Output every line of the material exactly, omitting images.

=======

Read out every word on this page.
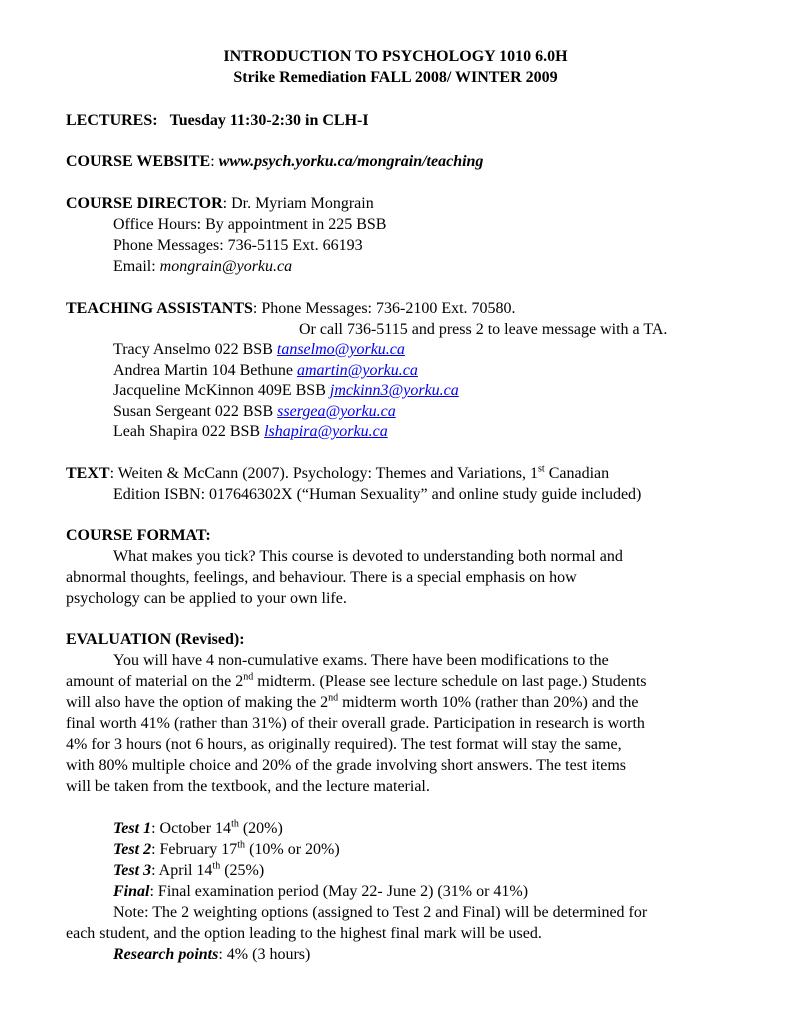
INTRODUCTION TO PSYCHOLOGY 1010 6.0H
Strike Remediation FALL 2008/ WINTER 2009
LECTURES: Tuesday 11:30-2:30 in CLH-I
COURSE WEBSITE: www.psych.yorku.ca/mongrain/teaching
COURSE DIRECTOR: Dr. Myriam Mongrain
Office Hours: By appointment in 225 BSB
Phone Messages: 736-5115 Ext. 66193
Email: mongrain@yorku.ca
TEACHING ASSISTANTS: Phone Messages: 736-2100 Ext. 70580.
Or call 736-5115 and press 2 to leave message with a TA.
Tracy Anselmo 022 BSB tanselmo@yorku.ca
Andrea Martin 104 Bethune amartin@yorku.ca
Jacqueline McKinnon 409E BSB jmckinn3@yorku.ca
Susan Sergeant 022 BSB ssergea@yorku.ca
Leah Shapira 022 BSB lshapira@yorku.ca
TEXT: Weiten & McCann (2007). Psychology: Themes and Variations, 1st Canadian
Edition ISBN: 017646302X (“Human Sexuality” and online study guide included)
COURSE FORMAT:
What makes you tick? This course is devoted to understanding both normal and
abnormal thoughts, feelings, and behaviour. There is a special emphasis on how
psychology can be applied to your own life.
EVALUATION (Revised):
You will have 4 non-cumulative exams. There have been modifications to the
amount of material on the 2nd midterm. (Please see lecture schedule on last page.) Students
will also have the option of making the 2nd midterm worth 10% (rather than 20%) and the
final worth 41% (rather than 31%) of their overall grade. Participation in research is worth
4% for 3 hours (not 6 hours, as originally required). The test format will stay the same,
with 80% multiple choice and 20% of the grade involving short answers. The test items
will be taken from the textbook, and the lecture material.
Test 1: October 14th (20%)
Test 2: February 17th (10% or 20%)
Test 3: April 14th (25%)
Final: Final examination period (May 22- June 2) (31% or 41%)
Note: The 2 weighting options (assigned to Test 2 and Final) will be determined for
each student, and the option leading to the highest final mark will be used.
Research points: 4% (3 hours)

=======

> **ANSWER TO THE PROBLEM**
Read out every word on this page.
INTRODUCTION TO PSYCHOLOGY 1010 6.0H
Strike Remediation FALL 2008/ WINTER 2009
LECTURES: Tuesday 11:30-2:30 in CLH-I
COURSE WEBSITE: www.psych.yorku.ca/mongrain/teaching
COURSE DIRECTOR: Dr. Myriam Mongrain
Office Hours: By appointment in 225 BSB
Phone Messages: 736-5115 Ext. 66193
Email: mongrain@yorku.ca
TEACHING ASSISTANTS: Phone Messages: 736-2100 Ext. 70580.
Or call 736-5115 and press 2 to leave message with a TA.
Tracy Anselmo 022 BSB tanselmo@yorku.ca
Andrea Martin 104 Bethune amartin@yorku.ca
Jacqueline McKinnon 409E BSB jmckinn3@yorku.ca
Susan Sergeant 022 BSB ssergea@yorku.ca
Leah Shapira 022 BSB lshapira@yorku.ca
TEXT: Weiten & McCann (2007). Psychology: Themes and Variations, 1st Canadian
Edition ISBN: 017646302X (“Human Sexuality” and online study guide included)
COURSE FORMAT:
What makes you tick? This course is devoted to understanding both normal and
abnormal thoughts, feelings, and behaviour. There is a special emphasis on how
psychology can be applied to your own life.
EVALUATION (Revised):
You will have 4 non-cumulative exams. There have been modifications to the
amount of material on the 2nd midterm. (Please see lecture schedule on last page.) Students
will also have the option of making the 2nd midterm worth 10% (rather than 20%) and the
final worth 41% (rather than 31%) of their overall grade. Participation in research is worth
4% for 3 hours (not 6 hours, as originally required). The test format will stay the same,
with 80% multiple choice and 20% of the grade involving short answers. The test items
will be taken from the textbook, and the lecture material.
Test 1: October 14th (20%)
Test 2: February 17th (10% or 20%)
Test 3: April 14th (25%)
Final: Final examination period (May 22- June 2) (31% or 41%)
Note: The 2 weighting options (assigned to Test 2 and Final) will be determined for
each student, and the option leading to the highest final mark will be used.
Research points: 4% (3 hours)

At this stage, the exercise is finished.